(Items from a data source)
━━━━━━
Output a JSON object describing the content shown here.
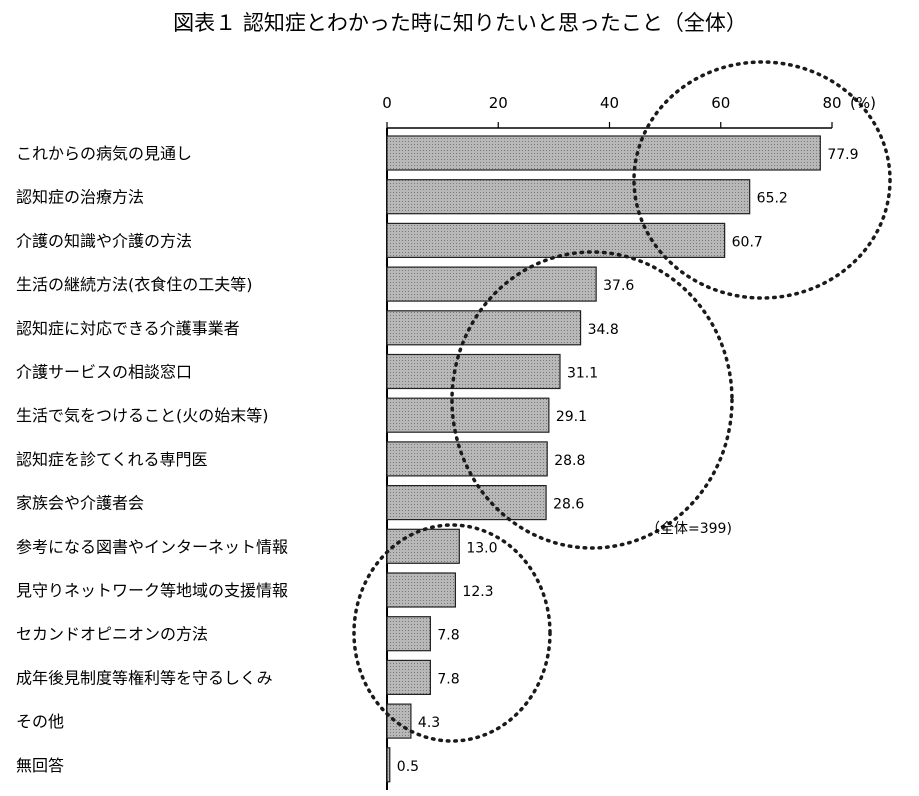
{
  "chart_data": {
    "type": "bar",
    "orientation": "horizontal",
    "title": "図表１ 認知症とわかった時に知りたいと思ったこと（全体）",
    "categories": [
      "これからの病気の見通し",
      "認知症の治療方法",
      "介護の知識や介護の方法",
      "生活の継続方法(衣食住の工夫等)",
      "認知症に対応できる介護事業者",
      "介護サービスの相談窓口",
      "生活で気をつけること(火の始末等)",
      "認知症を診てくれる専門医",
      "家族会や介護者会",
      "参考になる図書やインターネット情報",
      "見守りネットワーク等地域の支援情報",
      "セカンドオピニオンの方法",
      "成年後見制度等権利等を守るしくみ",
      "その他",
      "無回答"
    ],
    "values": [
      77.9,
      65.2,
      60.7,
      37.6,
      34.8,
      31.1,
      29.1,
      28.8,
      28.6,
      13.0,
      12.3,
      7.8,
      7.8,
      4.3,
      0.5
    ],
    "value_labels": [
      "77.9",
      "65.2",
      "60.7",
      "37.6",
      "34.8",
      "31.1",
      "29.1",
      "28.8",
      "28.6",
      "13.0",
      "12.3",
      "7.8",
      "7.8",
      "4.3",
      "0.5"
    ],
    "x_ticks": [
      "0",
      "20",
      "40",
      "60",
      "80"
    ],
    "x_tick_values": [
      0,
      20,
      40,
      60,
      80
    ],
    "unit": "(%)",
    "xlim": [
      0,
      80
    ],
    "note": "（全体=399)",
    "grid": false,
    "bar_color": "#b8b8b8",
    "bar_stroke": "#222222"
  }
}
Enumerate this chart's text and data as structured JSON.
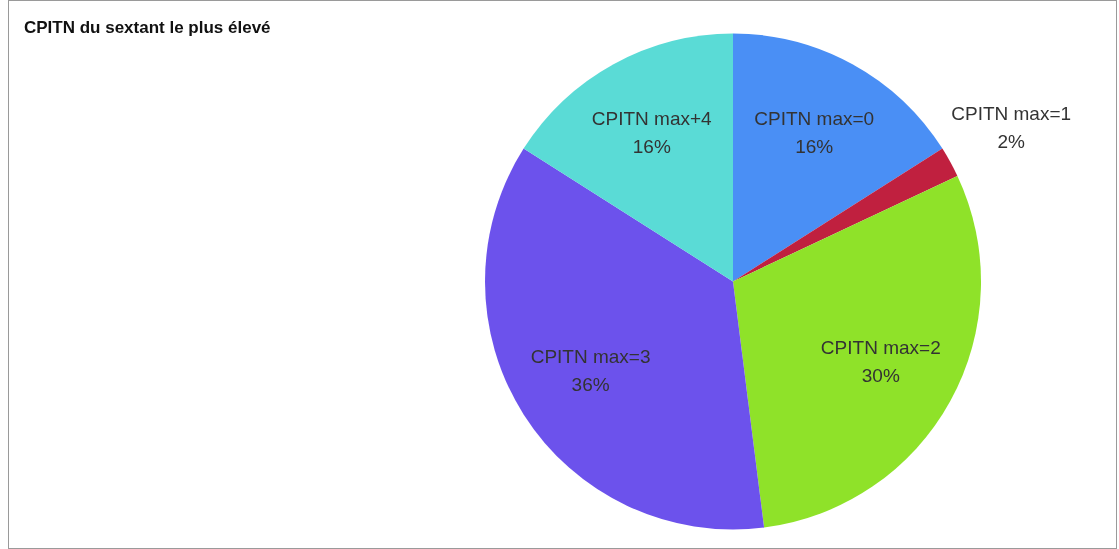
━━━━━━
__Written request__.
Write the full listing out again with every line unchanged, but include no pictures.

__Response to this exercise__.
Output a JSON object describing the content shown here.
{
  "chart_data": {
    "type": "bar",
    "orientation": "horizontal",
    "title": "図表１ 認知症とわかった時に知りたいと思ったこと（全体）",
    "categories": [
      "これからの病気の見通し",
      "認知症の治療方法",
      "介護の知識や介護の方法",
      "生活の継続方法(衣食住の工夫等)",
      "認知症に対応できる介護事業者",
      "介護サービスの相談窓口",
      "生活で気をつけること(火の始末等)",
      "認知症を診てくれる専門医",
      "家族会や介護者会",
      "参考になる図書やインターネット情報",
      "見守りネットワーク等地域の支援情報",
      "セカンドオピニオンの方法",
      "成年後見制度等権利等を守るしくみ",
      "その他",
      "無回答"
    ],
    "values": [
      77.9,
      65.2,
      60.7,
      37.6,
      34.8,
      31.1,
      29.1,
      28.8,
      28.6,
      13.0,
      12.3,
      7.8,
      7.8,
      4.3,
      0.5
    ],
    "value_labels": [
      "77.9",
      "65.2",
      "60.7",
      "37.6",
      "34.8",
      "31.1",
      "29.1",
      "28.8",
      "28.6",
      "13.0",
      "12.3",
      "7.8",
      "7.8",
      "4.3",
      "0.5"
    ],
    "x_ticks": [
      "0",
      "20",
      "40",
      "60",
      "80"
    ],
    "x_tick_values": [
      0,
      20,
      40,
      60,
      80
    ],
    "unit": "(%)",
    "xlim": [
      0,
      80
    ],
    "note": "（全体=399)",
    "grid": false,
    "bar_color": "#b8b8b8",
    "bar_stroke": "#222222"
  }
}
Enumerate this chart's text and data as structured JSON.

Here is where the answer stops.